* **Textauszug**:
┄┄┄┄┄┄

VGH München zum Bayerischen Integrationsgesetz: Ahmad Mansour (Zeit) greift nochmals das Urteil des bayerischen Verfassungsgerichtshofs auf, der das bayerische Integrationsgesetz für zum Teil für nicht mit der Landesverfassung vereinbar erklärte. Das Urteil sei ein Fehler. Es sei die "Bringschuld" der Zugewanderten, sich in das Land einzufügen, und dies erfordere Konsequenz.
BVerfG: Die BadZ (Christian Rath) berichtet von einem lebhaften Streitgespräch zwischen dem Freiburger Anwalt Kleine-Cosack und der Verfassungsrichterin Yvonne Ott über einen von Kleine-Cosack behaupteten Bedeutungsverlust des Bundesverfassungsgerichts und darüber, wie das Gericht – gegebenenfalls durch grundgesetzliche Änderungen – vor populistischen Einflussnahmen geschützt werden kann.
Recht in der Welt
Österreich – Staatstrojaner: netzpolitik.org (Alexander Fanta) erläutert das Urteil des österreichischen Verfassungsgerichtshofs, wonach der Einsatz eines sogenannten Staatstrojaners sowie das Betreten von Räumlichkeiten zur Installation anderer Überwachungssoftware sowie die massenhafte Erhebung und Speicherung von Daten im Straßenverkehr unverhältnismäßig und daher verfassungswidrig sei.
Polen – Rechtsstaatlichkeit: Die Zeit (Olivia Kortas/Heinrich Wefing) nimmt den Verfassungskonflikt in Polen in den Blick und geht auf die Folgen ein, die eine vom Obersten Gericht in Warschau getroffene Entscheidung für die Rechtsstaatlichkeit im Land haben könnte. Das Oberste Gericht hatte sich dabei auf ein Urteil des Europäischen Gerichtshofs (EuGH) gestützt und die Disziplinarkammer am obersten Gericht und den Landesjustizrat für unrechtmäßig, da politisch abhängig, erklärt. Die Zeit hält fest, es "stünde die Herrschaft des Rechts in Europa infrage", sollte sich die polnische Regierung über diese Entscheidung hinwegsetzen.

┄┄┄┄┄┄

* **Einträge**:
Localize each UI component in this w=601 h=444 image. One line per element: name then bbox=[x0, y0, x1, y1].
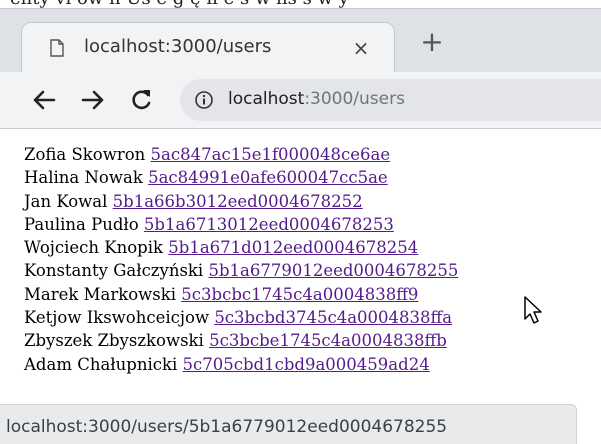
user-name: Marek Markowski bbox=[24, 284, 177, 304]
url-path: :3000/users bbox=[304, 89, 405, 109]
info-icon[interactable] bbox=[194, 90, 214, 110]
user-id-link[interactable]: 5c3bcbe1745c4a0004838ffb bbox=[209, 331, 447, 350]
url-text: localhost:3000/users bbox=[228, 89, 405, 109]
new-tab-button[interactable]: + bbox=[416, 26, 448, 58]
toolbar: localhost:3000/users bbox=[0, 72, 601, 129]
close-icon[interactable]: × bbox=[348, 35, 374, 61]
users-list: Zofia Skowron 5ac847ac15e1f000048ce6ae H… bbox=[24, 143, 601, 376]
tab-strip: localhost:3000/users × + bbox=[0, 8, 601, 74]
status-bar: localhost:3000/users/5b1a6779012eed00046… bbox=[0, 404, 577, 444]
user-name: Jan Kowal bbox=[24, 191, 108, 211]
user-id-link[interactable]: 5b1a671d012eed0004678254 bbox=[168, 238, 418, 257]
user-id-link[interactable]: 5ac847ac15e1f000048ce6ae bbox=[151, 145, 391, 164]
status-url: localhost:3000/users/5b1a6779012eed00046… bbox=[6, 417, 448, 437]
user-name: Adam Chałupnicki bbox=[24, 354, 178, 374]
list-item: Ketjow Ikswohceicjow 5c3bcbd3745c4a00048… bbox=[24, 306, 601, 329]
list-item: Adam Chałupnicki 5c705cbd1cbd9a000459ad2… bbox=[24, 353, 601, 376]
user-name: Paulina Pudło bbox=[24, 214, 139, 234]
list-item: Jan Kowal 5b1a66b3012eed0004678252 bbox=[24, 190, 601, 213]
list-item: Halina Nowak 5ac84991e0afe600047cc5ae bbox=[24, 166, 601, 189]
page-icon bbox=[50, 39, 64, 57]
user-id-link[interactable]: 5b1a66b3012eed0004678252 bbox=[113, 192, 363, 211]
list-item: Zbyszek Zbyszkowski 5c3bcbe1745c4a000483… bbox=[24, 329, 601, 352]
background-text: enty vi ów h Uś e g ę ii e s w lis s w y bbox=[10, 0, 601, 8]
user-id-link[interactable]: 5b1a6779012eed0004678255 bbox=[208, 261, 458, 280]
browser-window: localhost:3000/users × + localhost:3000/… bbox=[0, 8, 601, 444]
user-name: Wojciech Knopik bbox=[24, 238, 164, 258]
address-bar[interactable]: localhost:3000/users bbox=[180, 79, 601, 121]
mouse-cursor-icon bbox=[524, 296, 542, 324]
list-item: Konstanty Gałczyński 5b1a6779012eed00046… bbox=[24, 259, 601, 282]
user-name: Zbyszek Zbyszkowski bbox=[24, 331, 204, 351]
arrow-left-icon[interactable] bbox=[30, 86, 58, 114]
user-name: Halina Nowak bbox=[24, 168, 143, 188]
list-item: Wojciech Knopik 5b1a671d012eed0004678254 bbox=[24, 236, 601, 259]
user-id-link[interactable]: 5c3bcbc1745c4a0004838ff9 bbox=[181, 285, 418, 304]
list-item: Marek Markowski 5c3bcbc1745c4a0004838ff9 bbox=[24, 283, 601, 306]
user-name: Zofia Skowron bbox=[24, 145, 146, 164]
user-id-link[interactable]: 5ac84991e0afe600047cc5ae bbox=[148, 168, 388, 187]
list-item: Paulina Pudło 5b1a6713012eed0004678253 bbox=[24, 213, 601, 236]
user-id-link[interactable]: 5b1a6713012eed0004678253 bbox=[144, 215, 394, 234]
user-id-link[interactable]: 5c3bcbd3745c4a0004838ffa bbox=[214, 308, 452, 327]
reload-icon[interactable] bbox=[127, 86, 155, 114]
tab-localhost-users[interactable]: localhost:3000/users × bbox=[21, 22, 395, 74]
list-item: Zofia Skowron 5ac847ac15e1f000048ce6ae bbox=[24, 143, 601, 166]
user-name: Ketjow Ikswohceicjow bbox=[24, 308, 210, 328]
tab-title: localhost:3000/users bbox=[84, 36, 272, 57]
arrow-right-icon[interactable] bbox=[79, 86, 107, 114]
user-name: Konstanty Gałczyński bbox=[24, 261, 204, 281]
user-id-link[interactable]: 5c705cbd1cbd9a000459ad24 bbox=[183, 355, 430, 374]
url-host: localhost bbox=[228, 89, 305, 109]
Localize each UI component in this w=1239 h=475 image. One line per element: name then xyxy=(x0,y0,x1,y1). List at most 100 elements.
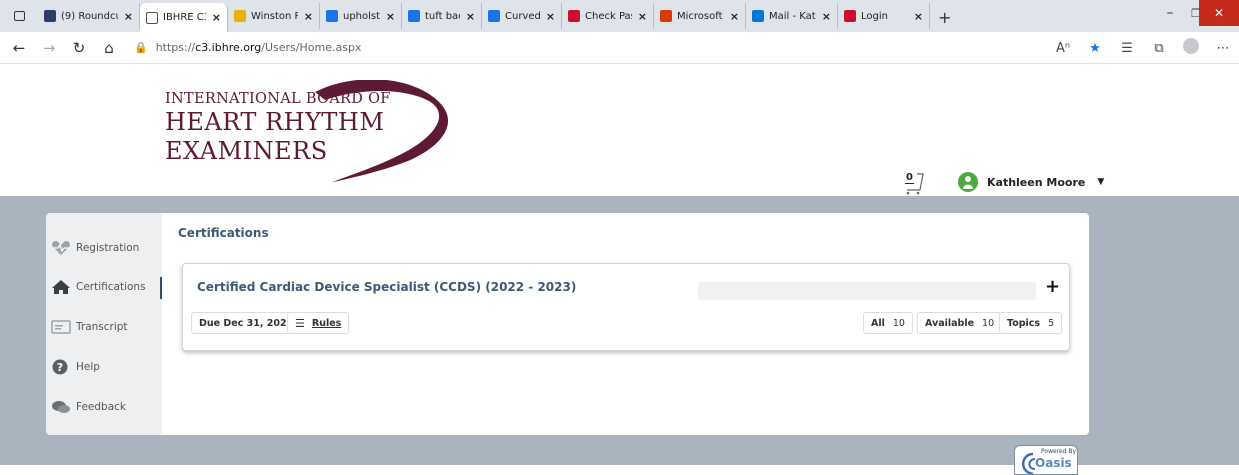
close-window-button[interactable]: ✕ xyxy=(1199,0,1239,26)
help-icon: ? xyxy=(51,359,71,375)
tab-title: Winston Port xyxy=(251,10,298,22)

┄┄┄┄┄┄

Beantworte diese Fragen zum Textauszug:
(a) Welche Zeitung berichtet über das Streitgespräch zwischen Kleine-Cosack und Yvonne Ott, und wer hat den Artikel geschrieben?
(b) Welche drei Maßnahmen hat der österreichische Verfassungsgerichtshof als verfassungswidrig eingestuft?
(c) Auf wessen Urteil hat sich das Oberste Gericht in Warschau gestützt?

(a) Die BadZ, der Artikel stammt von Christian Rath.
(b) Den Einsatz eines sogenannten Staatstrojaners, das Betreten von Räumlichkeiten, um andere Überwachungssoftware zu installieren, und das massenhafte Erheben und Speichern von Daten im Straßenverkehr.
(c) Auf ein Urteil des Europäischen Gerichtshofs (EuGH).